- Source material -
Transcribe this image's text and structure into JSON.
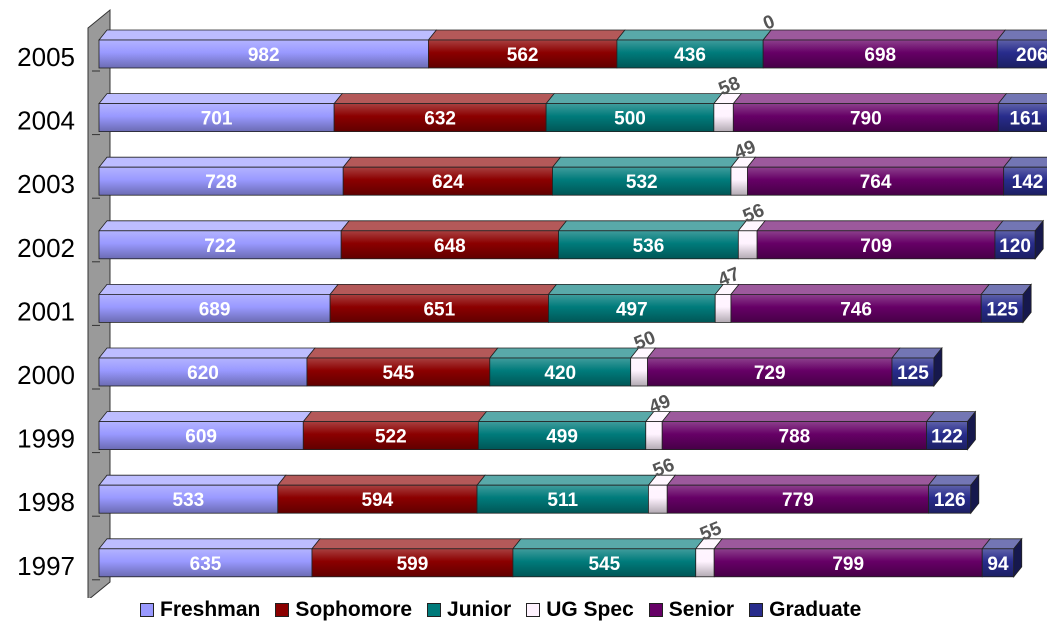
{
  "chart_data": {
    "type": "bar",
    "orientation": "horizontal",
    "stacked": true,
    "three_d": true,
    "categories": [
      "2005",
      "2004",
      "2003",
      "2002",
      "2001",
      "2000",
      "1999",
      "1998",
      "1997"
    ],
    "series": [
      {
        "name": "Freshman",
        "color": "#9999ff",
        "values": [
          982,
          701,
          728,
          722,
          689,
          620,
          609,
          533,
          635
        ]
      },
      {
        "name": "Sophomore",
        "color": "#8b0000",
        "values": [
          562,
          632,
          624,
          648,
          651,
          545,
          522,
          594,
          599
        ]
      },
      {
        "name": "Junior",
        "color": "#007b7b",
        "values": [
          436,
          500,
          532,
          536,
          497,
          420,
          499,
          511,
          545
        ]
      },
      {
        "name": "UG Spec",
        "color": "#fff3ff",
        "values": [
          0,
          58,
          49,
          56,
          47,
          50,
          49,
          56,
          55
        ]
      },
      {
        "name": "Senior",
        "color": "#660066",
        "values": [
          698,
          790,
          764,
          709,
          746,
          729,
          788,
          779,
          799
        ]
      },
      {
        "name": "Graduate",
        "color": "#282c8c",
        "values": [
          206,
          161,
          142,
          120,
          125,
          125,
          122,
          126,
          94
        ]
      }
    ],
    "legend_position": "bottom",
    "xlim": [
      0,
      2850
    ],
    "grid": false
  }
}
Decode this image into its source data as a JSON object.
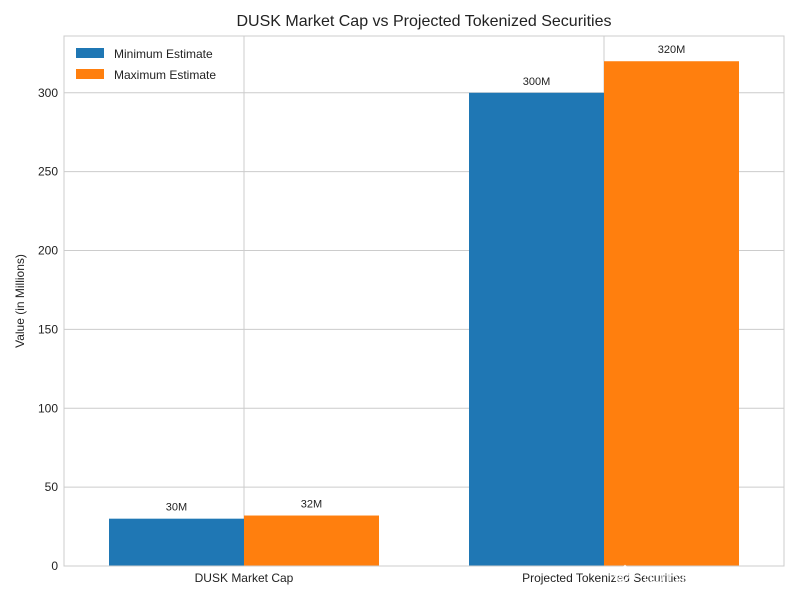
{
  "chart_data": {
    "type": "bar",
    "title": "DUSK Market Cap vs Projected Tokenized Securities",
    "xlabel": "",
    "ylabel": "Value (in Millions)",
    "categories": [
      "DUSK Market Cap",
      "Projected Tokenized Securities"
    ],
    "series": [
      {
        "name": "Minimum Estimate",
        "values": [
          30,
          300
        ],
        "labels": [
          "30M",
          "300M"
        ],
        "color": "#1f77b4"
      },
      {
        "name": "Maximum Estimate",
        "values": [
          32,
          320
        ],
        "labels": [
          "32M",
          "320M"
        ],
        "color": "#ff7f0e"
      }
    ],
    "ylim": [
      0,
      336
    ],
    "yticks": [
      0,
      50,
      100,
      150,
      200,
      250,
      300
    ],
    "grid": true,
    "legend": "top-left"
  },
  "watermark": {
    "text": "@BitC_Fahmi"
  }
}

- Exercise aim -
Write out, please, the lines of the listing above from the one with "Decode this image" through the very last, exactly as given and with no pictures.

- Result for this task -
Decode this image into its source data as a JSON object.
{
  "chart_data": {
    "type": "bar",
    "title": "DUSK Market Cap vs Projected Tokenized Securities",
    "xlabel": "",
    "ylabel": "Value (in Millions)",
    "categories": [
      "DUSK Market Cap",
      "Projected Tokenized Securities"
    ],
    "series": [
      {
        "name": "Minimum Estimate",
        "values": [
          30,
          300
        ],
        "labels": [
          "30M",
          "300M"
        ],
        "color": "#1f77b4"
      },
      {
        "name": "Maximum Estimate",
        "values": [
          32,
          320
        ],
        "labels": [
          "32M",
          "320M"
        ],
        "color": "#ff7f0e"
      }
    ],
    "ylim": [
      0,
      336
    ],
    "yticks": [
      0,
      50,
      100,
      150,
      200,
      250,
      300
    ],
    "grid": true,
    "legend": "top-left"
  },
  "watermark": {
    "text": "@BitC_Fahmi"
  }
}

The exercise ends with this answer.